» What this task involves:
Write out exactly the lines running from the one with "Read all visible content and emit it as JSON." to the end of the data, including both of those lines and excluding pictures.

(Stored data entries)

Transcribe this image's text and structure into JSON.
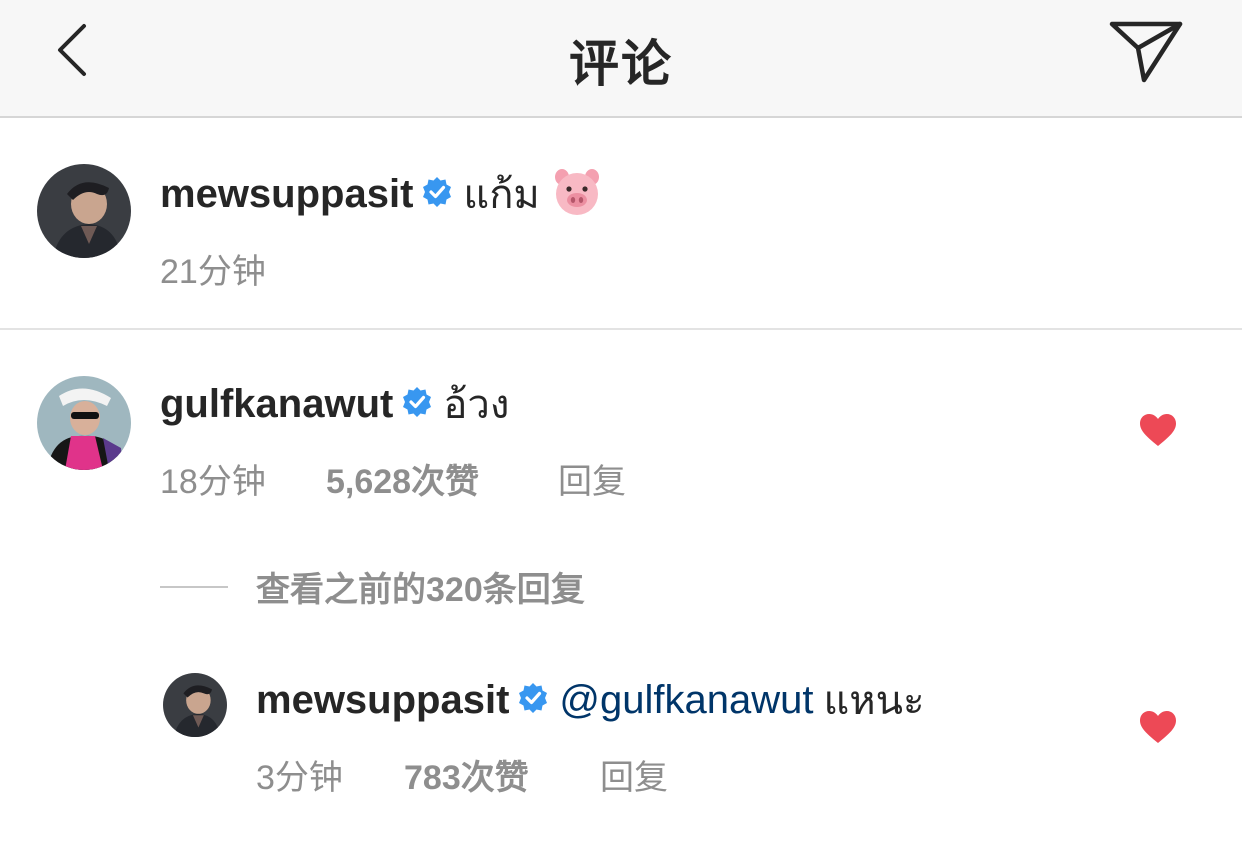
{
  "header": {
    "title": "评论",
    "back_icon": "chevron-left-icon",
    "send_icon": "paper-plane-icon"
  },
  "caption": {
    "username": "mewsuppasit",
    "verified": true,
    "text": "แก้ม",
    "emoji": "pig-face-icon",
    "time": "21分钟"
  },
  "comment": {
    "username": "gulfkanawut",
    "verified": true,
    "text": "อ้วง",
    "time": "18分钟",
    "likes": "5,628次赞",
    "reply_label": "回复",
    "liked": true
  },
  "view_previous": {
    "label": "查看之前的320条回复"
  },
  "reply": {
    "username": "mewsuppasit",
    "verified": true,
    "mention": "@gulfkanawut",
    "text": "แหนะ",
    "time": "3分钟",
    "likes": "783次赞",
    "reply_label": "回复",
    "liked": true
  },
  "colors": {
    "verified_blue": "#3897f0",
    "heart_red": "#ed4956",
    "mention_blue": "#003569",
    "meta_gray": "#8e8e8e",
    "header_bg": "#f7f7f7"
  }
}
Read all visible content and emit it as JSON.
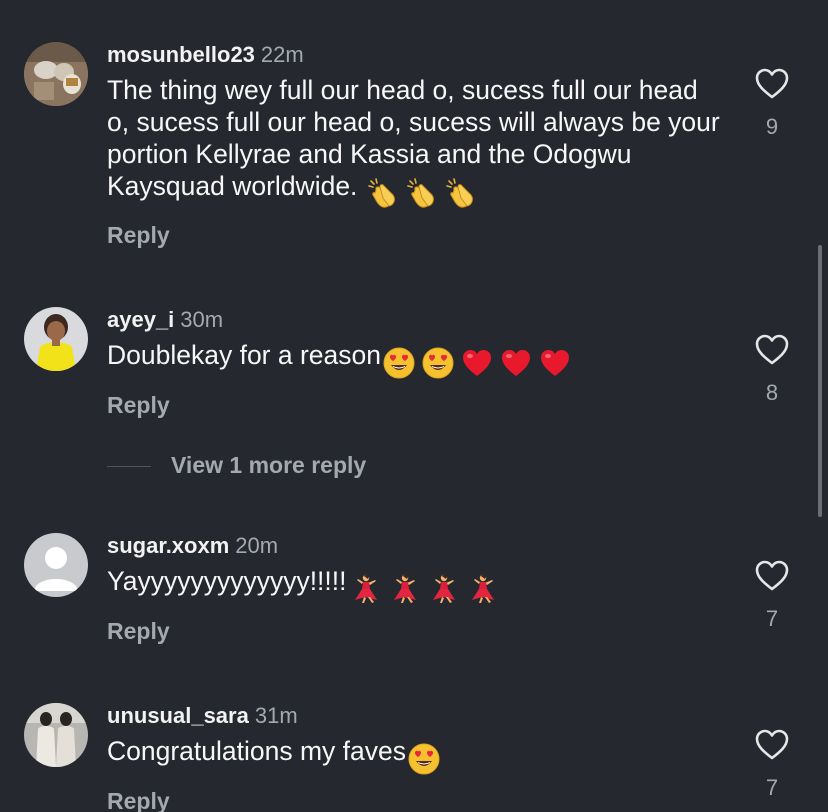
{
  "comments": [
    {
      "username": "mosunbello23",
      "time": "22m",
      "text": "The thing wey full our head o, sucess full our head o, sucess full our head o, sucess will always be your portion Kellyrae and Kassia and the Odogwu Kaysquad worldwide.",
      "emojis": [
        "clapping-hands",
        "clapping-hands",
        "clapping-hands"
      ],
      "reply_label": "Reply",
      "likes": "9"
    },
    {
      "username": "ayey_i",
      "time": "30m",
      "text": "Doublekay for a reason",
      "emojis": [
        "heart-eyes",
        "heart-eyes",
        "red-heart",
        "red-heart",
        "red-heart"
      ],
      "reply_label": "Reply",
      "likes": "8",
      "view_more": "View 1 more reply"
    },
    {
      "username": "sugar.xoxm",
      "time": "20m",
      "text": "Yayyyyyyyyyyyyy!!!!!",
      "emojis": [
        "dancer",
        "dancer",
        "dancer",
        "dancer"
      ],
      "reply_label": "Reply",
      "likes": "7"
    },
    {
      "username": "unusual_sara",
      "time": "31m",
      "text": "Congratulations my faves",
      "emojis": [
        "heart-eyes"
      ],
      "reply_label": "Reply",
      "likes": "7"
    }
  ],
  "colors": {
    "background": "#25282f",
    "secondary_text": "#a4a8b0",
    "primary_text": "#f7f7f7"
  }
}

» Expected output:
Read all visible content and emit it as JSON.
{
  "comments": [
    {
      "username": "mosunbello23",
      "time": "22m",
      "text": "The thing wey full our head o, sucess full our head o, sucess full our head o, sucess will always be your portion Kellyrae and Kassia and the Odogwu Kaysquad worldwide.",
      "emojis": [
        "clapping-hands",
        "clapping-hands",
        "clapping-hands"
      ],
      "reply_label": "Reply",
      "likes": "9"
    },
    {
      "username": "ayey_i",
      "time": "30m",
      "text": "Doublekay for a reason",
      "emojis": [
        "heart-eyes",
        "heart-eyes",
        "red-heart",
        "red-heart",
        "red-heart"
      ],
      "reply_label": "Reply",
      "likes": "8",
      "view_more": "View 1 more reply"
    },
    {
      "username": "sugar.xoxm",
      "time": "20m",
      "text": "Yayyyyyyyyyyyyy!!!!!",
      "emojis": [
        "dancer",
        "dancer",
        "dancer",
        "dancer"
      ],
      "reply_label": "Reply",
      "likes": "7"
    },
    {
      "username": "unusual_sara",
      "time": "31m",
      "text": "Congratulations my faves",
      "emojis": [
        "heart-eyes"
      ],
      "reply_label": "Reply",
      "likes": "7"
    }
  ],
  "colors": {
    "background": "#25282f",
    "secondary_text": "#a4a8b0",
    "primary_text": "#f7f7f7"
  }
}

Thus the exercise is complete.